Когда поспела зелень на огороде, Иван Петрович ходил пешком на свой огород, приносил оттуда овощи и даже сам порубил капусту и заквасил два больших горшка.
Во все времена своей жизни Павлов оставался патриотом своей страны.
Когда корреспондент белогвардейской газеты просил его в Париже дать интервью о Советском Союзе, он ответил ему решительным отказом:
– Вне пределов моей родины я о ней не рассказываю.
На замечание одного из присутствующих, что у науки не может быть родины, Павлов вспылил:
– У науки нет родины, а у ученого она должна быть…
И так любил этот человек свою страну, так верил в ее силы и таланты, что, будучи больным, отказался от вызова иностранца хирурга. В России немало прекрасных врачей, его будет оперировать русский хирург.
Время укрепило патриотические чувства ученого. На Пятнадцатом международном физиологическом конгрессе в 1935 году в его выступлении звучат проникновенные слова.
– Наше правительство, – обращается он к конгрессу, – сейчас дает огромные средства для научной работы, привлекает массу молодежи к науке. Мы с вами, столь разные, сейчас объединены горячим интересом к нашей общей жизненной задаче. Мы все – добрые товарищи, во многих случаях даже связаны явными чувствами дружбы. Мы работаем, очевидно, на рациональное и окончательное объединение человечества. Но разразись война – и многие из нас станут во враждебные отношения друг к другу, как это бывало не раз.

Содержимое набора данных -

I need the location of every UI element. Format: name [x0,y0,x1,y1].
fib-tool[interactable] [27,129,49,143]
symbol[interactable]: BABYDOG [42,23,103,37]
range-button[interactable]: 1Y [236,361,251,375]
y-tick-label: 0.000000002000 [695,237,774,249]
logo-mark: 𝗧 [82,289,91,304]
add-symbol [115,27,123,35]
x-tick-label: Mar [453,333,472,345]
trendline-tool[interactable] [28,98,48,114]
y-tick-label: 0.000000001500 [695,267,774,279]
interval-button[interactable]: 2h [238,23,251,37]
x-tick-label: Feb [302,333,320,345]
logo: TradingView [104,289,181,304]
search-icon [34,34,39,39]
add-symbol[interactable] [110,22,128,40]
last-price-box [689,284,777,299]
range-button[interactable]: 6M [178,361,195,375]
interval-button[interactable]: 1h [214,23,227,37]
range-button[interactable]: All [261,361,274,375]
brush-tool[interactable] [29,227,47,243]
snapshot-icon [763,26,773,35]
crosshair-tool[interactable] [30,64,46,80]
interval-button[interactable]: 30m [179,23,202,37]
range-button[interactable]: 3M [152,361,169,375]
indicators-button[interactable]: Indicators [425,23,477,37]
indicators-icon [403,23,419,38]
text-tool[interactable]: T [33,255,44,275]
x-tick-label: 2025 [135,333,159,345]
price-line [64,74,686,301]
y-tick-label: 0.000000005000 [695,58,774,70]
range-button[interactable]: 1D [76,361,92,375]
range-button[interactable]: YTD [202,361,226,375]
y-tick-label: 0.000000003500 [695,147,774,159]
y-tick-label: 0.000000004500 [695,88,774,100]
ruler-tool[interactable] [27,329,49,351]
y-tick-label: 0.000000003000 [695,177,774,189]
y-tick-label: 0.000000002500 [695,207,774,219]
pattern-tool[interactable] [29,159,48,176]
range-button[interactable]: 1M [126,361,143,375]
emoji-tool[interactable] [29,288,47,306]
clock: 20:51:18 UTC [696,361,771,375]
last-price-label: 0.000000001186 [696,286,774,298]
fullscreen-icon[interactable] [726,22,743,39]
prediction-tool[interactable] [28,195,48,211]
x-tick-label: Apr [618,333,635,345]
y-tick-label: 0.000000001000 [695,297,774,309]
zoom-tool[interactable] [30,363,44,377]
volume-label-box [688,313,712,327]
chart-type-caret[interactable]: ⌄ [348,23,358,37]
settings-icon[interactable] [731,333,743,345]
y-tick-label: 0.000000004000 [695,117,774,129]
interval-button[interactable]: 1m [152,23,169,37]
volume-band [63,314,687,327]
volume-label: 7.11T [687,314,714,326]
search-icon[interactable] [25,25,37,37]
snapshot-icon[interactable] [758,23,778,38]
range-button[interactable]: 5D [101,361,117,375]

Что сделать -
a - На каком конгрессе выступал Павлов в 1935 году, согласно отрывку о Павлове?
b - Перепишите дословно фрагмент отрывка о Павлове от слов «Во все времена» до слов «оперировать русский хирург.».
Опирайтесь только на отрывок о Павлове.

Ответы -
a - На Пятнадцатом международном физиологическом конгрессе.

b -
Во все времена своей жизни Павлов оставался патриотом своей страны.
Когда корреспондент белогвардейской газеты просил его в Париже дать интервью о Советском Союзе, он ответил ему решительным отказом:
– Вне пределов моей родины я о ней не рассказываю.
На замечание одного из присутствующих, что у науки не может быть родины, Павлов вспылил:
– У науки нет родины, а у ученого она должна быть…
И так любил этот человек свою страну, так верил в ее силы и таланты, что, будучи больным, отказался от вызова иностранца хирурга. В России немало прекрасных врачей, его будет оперировать русский хирург.